WRITTEN REQUEST
Write out the records again, exactly, leaving none out.

====== LISTED ENTRIES

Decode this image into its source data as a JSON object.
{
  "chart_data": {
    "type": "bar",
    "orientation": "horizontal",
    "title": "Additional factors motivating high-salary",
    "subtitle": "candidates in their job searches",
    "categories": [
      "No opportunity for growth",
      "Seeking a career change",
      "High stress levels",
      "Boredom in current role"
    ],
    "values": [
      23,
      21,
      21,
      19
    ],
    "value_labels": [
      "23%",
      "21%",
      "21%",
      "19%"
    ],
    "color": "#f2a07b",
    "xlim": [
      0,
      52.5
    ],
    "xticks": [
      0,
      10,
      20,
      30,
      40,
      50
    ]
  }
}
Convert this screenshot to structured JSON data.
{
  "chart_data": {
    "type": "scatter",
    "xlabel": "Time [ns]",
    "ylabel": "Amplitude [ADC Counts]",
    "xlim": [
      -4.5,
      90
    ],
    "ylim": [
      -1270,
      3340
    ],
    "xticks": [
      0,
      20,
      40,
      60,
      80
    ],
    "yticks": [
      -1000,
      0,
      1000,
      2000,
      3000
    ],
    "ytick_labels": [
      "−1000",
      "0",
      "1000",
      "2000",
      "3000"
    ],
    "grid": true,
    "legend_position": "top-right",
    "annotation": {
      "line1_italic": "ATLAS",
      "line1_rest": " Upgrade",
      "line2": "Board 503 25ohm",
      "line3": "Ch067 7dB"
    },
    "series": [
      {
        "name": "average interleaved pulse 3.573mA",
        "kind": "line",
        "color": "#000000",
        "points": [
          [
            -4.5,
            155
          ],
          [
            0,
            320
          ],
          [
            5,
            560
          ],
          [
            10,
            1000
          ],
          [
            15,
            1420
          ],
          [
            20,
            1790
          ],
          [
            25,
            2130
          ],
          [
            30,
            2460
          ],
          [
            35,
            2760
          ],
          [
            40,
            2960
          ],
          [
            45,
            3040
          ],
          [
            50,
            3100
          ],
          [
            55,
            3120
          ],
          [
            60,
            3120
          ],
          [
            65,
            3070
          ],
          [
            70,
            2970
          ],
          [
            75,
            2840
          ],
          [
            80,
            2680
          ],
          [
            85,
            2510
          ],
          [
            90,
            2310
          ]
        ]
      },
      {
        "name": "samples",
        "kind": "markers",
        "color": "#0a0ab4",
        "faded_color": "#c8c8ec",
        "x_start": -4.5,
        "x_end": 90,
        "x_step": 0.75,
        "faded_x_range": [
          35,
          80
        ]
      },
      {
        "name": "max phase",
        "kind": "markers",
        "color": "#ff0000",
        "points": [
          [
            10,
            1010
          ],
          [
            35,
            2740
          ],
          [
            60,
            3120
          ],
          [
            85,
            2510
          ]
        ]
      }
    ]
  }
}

============

RESPONSE TO THE TASK
Decode this image into its source data as a JSON object.
{
  "chart_data": {
    "type": "bar",
    "orientation": "horizontal",
    "title": "Additional factors motivating high-salary",
    "subtitle": "candidates in their job searches",
    "categories": [
      "No opportunity for growth",
      "Seeking a career change",
      "High stress levels",
      "Boredom in current role"
    ],
    "values": [
      23,
      21,
      21,
      19
    ],
    "value_labels": [
      "23%",
      "21%",
      "21%",
      "19%"
    ],
    "color": "#f2a07b",
    "xlim": [
      0,
      52.5
    ],
    "xticks": [
      0,
      10,
      20,
      30,
      40,
      50
    ]
  }
}
Convert this screenshot to structured JSON data.
{
  "chart_data": {
    "type": "scatter",
    "xlabel": "Time [ns]",
    "ylabel": "Amplitude [ADC Counts]",
    "xlim": [
      -4.5,
      90
    ],
    "ylim": [
      -1270,
      3340
    ],
    "xticks": [
      0,
      20,
      40,
      60,
      80
    ],
    "yticks": [
      -1000,
      0,
      1000,
      2000,
      3000
    ],
    "ytick_labels": [
      "−1000",
      "0",
      "1000",
      "2000",
      "3000"
    ],
    "grid": true,
    "legend_position": "top-right",
    "annotation": {
      "line1_italic": "ATLAS",
      "line1_rest": " Upgrade",
      "line2": "Board 503 25ohm",
      "line3": "Ch067 7dB"
    },
    "series": [
      {
        "name": "average interleaved pulse 3.573mA",
        "kind": "line",
        "color": "#000000",
        "points": [
          [
            -4.5,
            155
          ],
          [
            0,
            320
          ],
          [
            5,
            560
          ],
          [
            10,
            1000
          ],
          [
            15,
            1420
          ],
          [
            20,
            1790
          ],
          [
            25,
            2130
          ],
          [
            30,
            2460
          ],
          [
            35,
            2760
          ],
          [
            40,
            2960
          ],
          [
            45,
            3040
          ],
          [
            50,
            3100
          ],
          [
            55,
            3120
          ],
          [
            60,
            3120
          ],
          [
            65,
            3070
          ],
          [
            70,
            2970
          ],
          [
            75,
            2840
          ],
          [
            80,
            2680
          ],
          [
            85,
            2510
          ],
          [
            90,
            2310
          ]
        ]
      },
      {
        "name": "samples",
        "kind": "markers",
        "color": "#0a0ab4",
        "faded_color": "#c8c8ec",
        "x_start": -4.5,
        "x_end": 90,
        "x_step": 0.75,
        "faded_x_range": [
          35,
          80
        ]
      },
      {
        "name": "max phase",
        "kind": "markers",
        "color": "#ff0000",
        "points": [
          [
            10,
            1010
          ],
          [
            35,
            2740
          ],
          [
            60,
            3120
          ],
          [
            85,
            2510
          ]
        ]
      }
    ]
  }
}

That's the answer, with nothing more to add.